## What you should do
Take from the material every line that contains the word "hokkaido".

## Given records
○ ○ ○
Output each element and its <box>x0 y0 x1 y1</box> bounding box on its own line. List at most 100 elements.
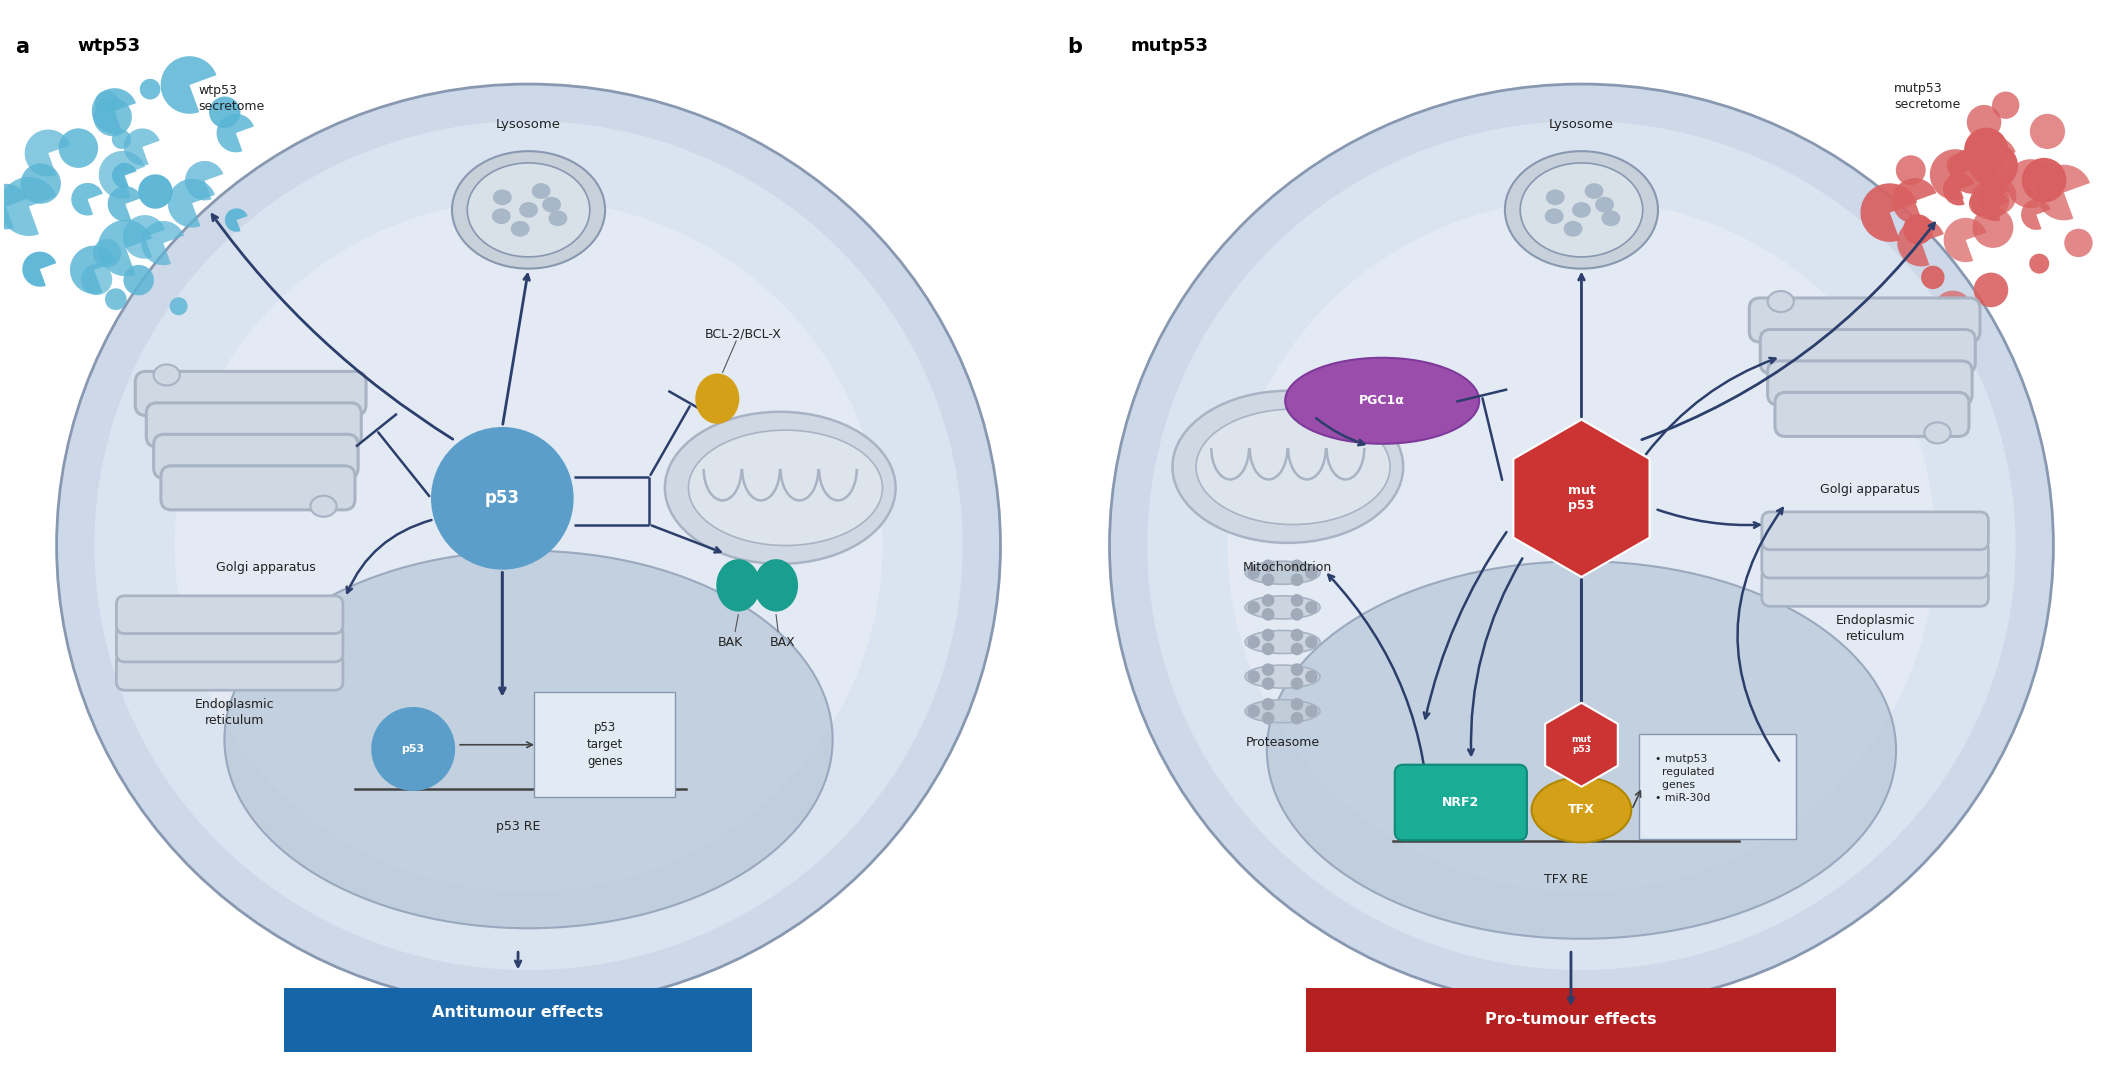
Wedge shape <box>0 177 57 236</box>
FancyBboxPatch shape <box>116 652 344 691</box>
Wedge shape <box>93 88 135 134</box>
Text: wtp53: wtp53 <box>78 37 141 55</box>
Circle shape <box>1262 595 1274 607</box>
Text: TFX: TFX <box>1568 803 1595 816</box>
Circle shape <box>1306 705 1319 718</box>
Ellipse shape <box>1924 422 1950 443</box>
Ellipse shape <box>1196 409 1390 525</box>
Text: a: a <box>15 37 30 57</box>
Circle shape <box>21 164 61 204</box>
Ellipse shape <box>1245 699 1321 722</box>
FancyBboxPatch shape <box>1395 765 1528 840</box>
Text: p53 RE: p53 RE <box>496 820 540 834</box>
Circle shape <box>1950 148 1994 194</box>
Ellipse shape <box>1595 196 1614 213</box>
Circle shape <box>1992 92 2019 119</box>
Circle shape <box>209 96 241 128</box>
Circle shape <box>1291 574 1304 586</box>
Wedge shape <box>99 151 146 199</box>
Ellipse shape <box>57 84 1000 1007</box>
FancyBboxPatch shape <box>1639 734 1796 839</box>
FancyBboxPatch shape <box>154 434 359 478</box>
Ellipse shape <box>95 121 962 970</box>
Ellipse shape <box>1148 121 2015 970</box>
Text: wtp53
secretome: wtp53 secretome <box>198 84 264 113</box>
FancyBboxPatch shape <box>1762 568 1988 607</box>
Text: p53: p53 <box>401 744 424 754</box>
Circle shape <box>106 288 127 310</box>
Circle shape <box>1262 663 1274 676</box>
FancyBboxPatch shape <box>1749 298 1979 343</box>
Polygon shape <box>1545 703 1618 787</box>
Ellipse shape <box>1519 163 1644 256</box>
Ellipse shape <box>1245 666 1321 688</box>
Text: Endoplasmic
reticulum: Endoplasmic reticulum <box>194 697 274 727</box>
Ellipse shape <box>1532 777 1631 842</box>
Circle shape <box>1973 143 2017 189</box>
Wedge shape <box>1897 218 1943 266</box>
Circle shape <box>139 79 160 99</box>
Ellipse shape <box>532 183 551 199</box>
Circle shape <box>112 130 131 148</box>
Wedge shape <box>169 179 215 228</box>
Text: PGC1α: PGC1α <box>1359 394 1405 407</box>
Wedge shape <box>2007 159 2053 208</box>
Circle shape <box>1306 566 1319 579</box>
Circle shape <box>1291 608 1304 621</box>
FancyBboxPatch shape <box>116 596 344 634</box>
Text: mutp53
secretome: mutp53 secretome <box>1895 82 1960 111</box>
FancyBboxPatch shape <box>116 624 344 662</box>
Circle shape <box>1262 698 1274 710</box>
Circle shape <box>1971 181 2009 219</box>
Circle shape <box>1306 670 1319 683</box>
Wedge shape <box>108 187 141 221</box>
Text: Golgi apparatus: Golgi apparatus <box>1821 482 1920 495</box>
Wedge shape <box>1943 173 1975 205</box>
Text: • mutp53
  regulated
  genes
• miR-30d: • mutp53 regulated genes • miR-30d <box>1654 754 1713 803</box>
Wedge shape <box>141 221 184 265</box>
Circle shape <box>1291 560 1304 572</box>
Circle shape <box>122 265 154 296</box>
FancyBboxPatch shape <box>135 371 365 416</box>
Wedge shape <box>124 129 160 166</box>
Circle shape <box>1291 595 1304 607</box>
Circle shape <box>93 239 120 267</box>
Ellipse shape <box>519 202 538 218</box>
Ellipse shape <box>715 559 760 612</box>
Ellipse shape <box>466 163 591 256</box>
Wedge shape <box>112 163 137 189</box>
Circle shape <box>371 707 456 791</box>
Text: Pro-tumour effects: Pro-tumour effects <box>1485 1012 1656 1027</box>
FancyBboxPatch shape <box>285 988 751 1052</box>
Ellipse shape <box>1545 208 1564 224</box>
Text: b: b <box>1068 37 1082 57</box>
Ellipse shape <box>1173 391 1403 543</box>
Text: BAX: BAX <box>770 636 795 649</box>
Circle shape <box>1262 560 1274 572</box>
Ellipse shape <box>494 190 513 205</box>
Circle shape <box>1262 712 1274 724</box>
Circle shape <box>1920 266 1945 289</box>
Text: mutp53: mutp53 <box>1131 37 1209 55</box>
Circle shape <box>1903 215 1933 244</box>
Wedge shape <box>1943 218 1986 262</box>
Circle shape <box>1964 128 2009 171</box>
Ellipse shape <box>224 551 833 928</box>
Text: Golgi apparatus: Golgi apparatus <box>217 561 316 574</box>
Circle shape <box>1247 566 1260 579</box>
Ellipse shape <box>175 200 882 891</box>
Ellipse shape <box>753 559 798 612</box>
Circle shape <box>1291 643 1304 656</box>
Ellipse shape <box>154 364 179 385</box>
Circle shape <box>2064 229 2093 257</box>
Text: p53
target
genes: p53 target genes <box>587 721 622 768</box>
Ellipse shape <box>1245 631 1321 654</box>
Text: mut
p53: mut p53 <box>1572 735 1591 755</box>
Circle shape <box>1306 636 1319 648</box>
Circle shape <box>1247 705 1260 718</box>
Circle shape <box>1933 290 1973 329</box>
Circle shape <box>1247 670 1260 683</box>
Wedge shape <box>1861 183 1918 242</box>
Circle shape <box>430 427 574 570</box>
Ellipse shape <box>1585 183 1604 199</box>
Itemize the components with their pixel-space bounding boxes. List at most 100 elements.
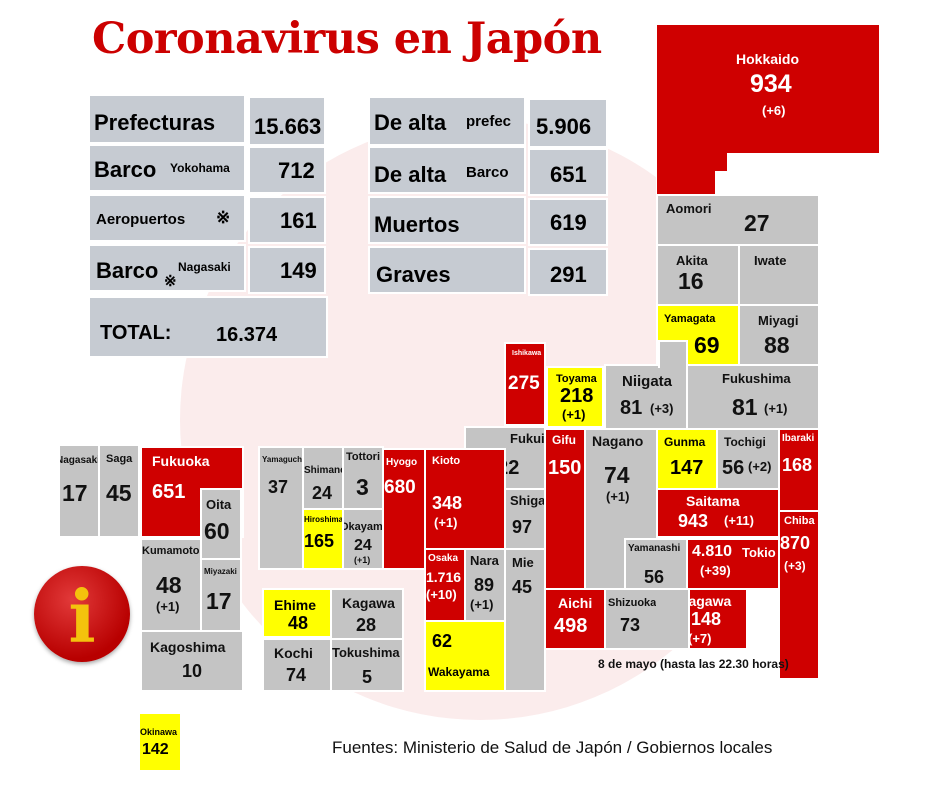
pref-saitama-delta: (+11) (724, 513, 754, 528)
pref-hyogo-name: Hyogo (386, 457, 418, 468)
pref-okayama-delta: (+1) (354, 555, 371, 565)
stat-barco-yokohama-value: 712 (248, 146, 326, 194)
pref-kioto-delta: (+1) (434, 515, 458, 530)
pref-kochi: Kochi 74 (262, 638, 332, 692)
page-title: Coronavirus en Japón (92, 14, 602, 64)
pref-nara-delta: (+1) (470, 597, 494, 612)
pref-yamagata-name: Yamagata (664, 313, 716, 325)
pref-toyama: Toyama 218 (+1) (546, 366, 604, 428)
pref-aichi-cases: 498 (554, 615, 588, 637)
pref-fukushima-name: Fukushima (722, 371, 791, 386)
pref-chiba-cases: 870 (780, 533, 811, 553)
pref-ehime-name: Ehime (274, 597, 317, 613)
pref-chiba-delta: (+3) (784, 559, 806, 573)
pref-miyagi-cases: 88 (764, 332, 790, 358)
pref-okinawa-cases: 142 (142, 741, 169, 758)
pref-tochigi-name: Tochigi (724, 435, 766, 449)
pref-tokio-delta: (+39) (700, 563, 731, 578)
info-icon[interactable]: i (34, 566, 130, 662)
pref-ehime: Ehime 48 (262, 588, 332, 638)
pref-hyogo: Hyogo 680 (382, 448, 426, 570)
pref-nagano-name: Nagano (592, 433, 644, 449)
pref-osaka-cases: 1.716 (426, 569, 462, 585)
pref-saitama-name: Saitama (686, 493, 740, 509)
pref-niigata-cases: 81 (620, 397, 643, 419)
stat-muertos-value: 619 (528, 198, 608, 246)
pref-tochigi: Tochigi 56 (+2) (716, 428, 780, 490)
pref-yamanashi: Yamanashi 56 (624, 538, 688, 590)
pref-kochi-name: Kochi (274, 645, 313, 661)
pref-shizuoka: Shizuoka 73 (604, 588, 658, 650)
stat-prefecturas-value: 15.663 (248, 96, 326, 146)
pref-ibaraki-name: Ibaraki (782, 433, 815, 444)
pref-miyagi: Miyagi 88 (738, 304, 820, 366)
pref-okayama-cases: 24 (354, 537, 372, 554)
stat-barco-nagasaki-label: Barco ※ Nagasaki (88, 244, 246, 292)
pref-tochigi-cases: 56 (722, 457, 745, 479)
pref-iwate-name: Iwate (754, 253, 787, 268)
pref-aomori-name: Aomori (666, 201, 712, 216)
pref-mie: Mie 45 (504, 548, 546, 692)
pref-tokio-name: Tokio (742, 545, 776, 560)
pref-tottori: Tottori 3 (342, 446, 384, 510)
pref-shimane: Shimane 24 (302, 446, 344, 510)
pref-ehime-cases: 48 (288, 613, 309, 633)
pref-kagoshima-cases: 10 (182, 661, 203, 681)
pref-kumamoto-delta: (+1) (156, 599, 180, 614)
pref-shizuoka-name: Shizuoka (608, 597, 657, 609)
pref-okinawa: Okinawa 142 (138, 712, 182, 772)
pref-fukuoka-cases: 651 (152, 481, 186, 503)
pref-nagano-delta: (+1) (606, 489, 630, 504)
pref-miyazaki-name: Miyazaki (204, 567, 237, 576)
pref-kumamoto-cases: 48 (156, 572, 182, 598)
pref-kioto: Kioto 348 (+1) (424, 448, 506, 550)
pref-akita-name: Akita (676, 253, 708, 268)
pref-oita: Oita 60 (200, 488, 242, 560)
pref-fukui-name: Fukui (510, 431, 545, 446)
pref-miyazaki-cases: 17 (206, 588, 232, 614)
pref-fukushima: Fukushima 81 (+1) (686, 364, 820, 430)
pref-kagoshima: Kagoshima 10 (140, 630, 244, 692)
pref-okayama-name: Okayama (342, 521, 383, 533)
pref-tokio: 4.810 Tokio (+39) (686, 538, 780, 590)
pref-niigata: Niigata 81 (+3) (604, 364, 688, 430)
pref-miyagi-name: Miyagi (758, 313, 799, 328)
pref-osaka: Osaka 1.716 (+10) (424, 548, 466, 630)
pref-miyazaki: Miyazaki 17 (200, 558, 242, 632)
pref-hokkaido-name: Hokkaido (736, 51, 800, 67)
pref-tokushima-cases: 5 (362, 667, 373, 687)
date-note: 8 de mayo (hasta las 22.30 horas) (598, 657, 789, 671)
pref-tottori-cases: 3 (356, 474, 369, 500)
pref-wakayama: 62 Wakayama (424, 620, 506, 692)
pref-fukushima-delta: (+1) (764, 401, 788, 416)
pref-shiga-name: Shiga (510, 493, 546, 508)
pref-hokkaido-cases: 934 (750, 70, 792, 98)
pref-yamaguchi-cases: 37 (268, 477, 289, 497)
pref-saitama-cases: 943 (678, 511, 709, 531)
pref-okayama: Okayama 24 (+1) (342, 508, 384, 570)
pref-shiga-cases: 97 (512, 517, 533, 537)
pref-ibaraki-cases: 168 (782, 455, 813, 475)
pref-saga-name: Saga (106, 453, 133, 465)
pref-yamaguchi-name: Yamaguchi (262, 455, 304, 464)
pref-toyama-cases: 218 (560, 385, 594, 407)
pref-gunma-name: Gunma (664, 435, 706, 449)
pref-nagano-cases: 74 (604, 462, 630, 488)
pref-hiroshima: Hiroshima 165 (302, 508, 344, 570)
pref-ishikawa-name: Ishikawa (512, 350, 542, 357)
pref-kagawa-name: Kagawa (342, 595, 395, 611)
stat-de-alta-prefec-value: 5.906 (528, 98, 608, 148)
pref-tochigi-delta: (+2) (748, 459, 772, 474)
info-glyph: i (68, 574, 96, 659)
pref-toyama-delta: (+1) (562, 407, 586, 422)
pref-hiroshima-name: Hiroshima (304, 515, 344, 524)
pref-osaka-name: Osaka (428, 553, 459, 564)
pref-niigata-tail (658, 340, 688, 368)
pref-kochi-cases: 74 (286, 665, 307, 685)
pref-wakayama-name: Wakayama (428, 665, 490, 679)
pref-tottori-name: Tottori (346, 451, 381, 463)
pref-aichi: Aichi 498 (544, 588, 606, 650)
stat-graves-value: 291 (528, 248, 608, 296)
stat-aeropuertos-value: 161 (248, 196, 326, 244)
pref-kumamoto: Kumamoto 48 (+1) (140, 538, 202, 632)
○ ○ ○
## Result below
pref-hokkaido-name: Hokkaido (736, 51, 800, 67)
pref-hokkaido-cases: 934 (750, 70, 792, 98)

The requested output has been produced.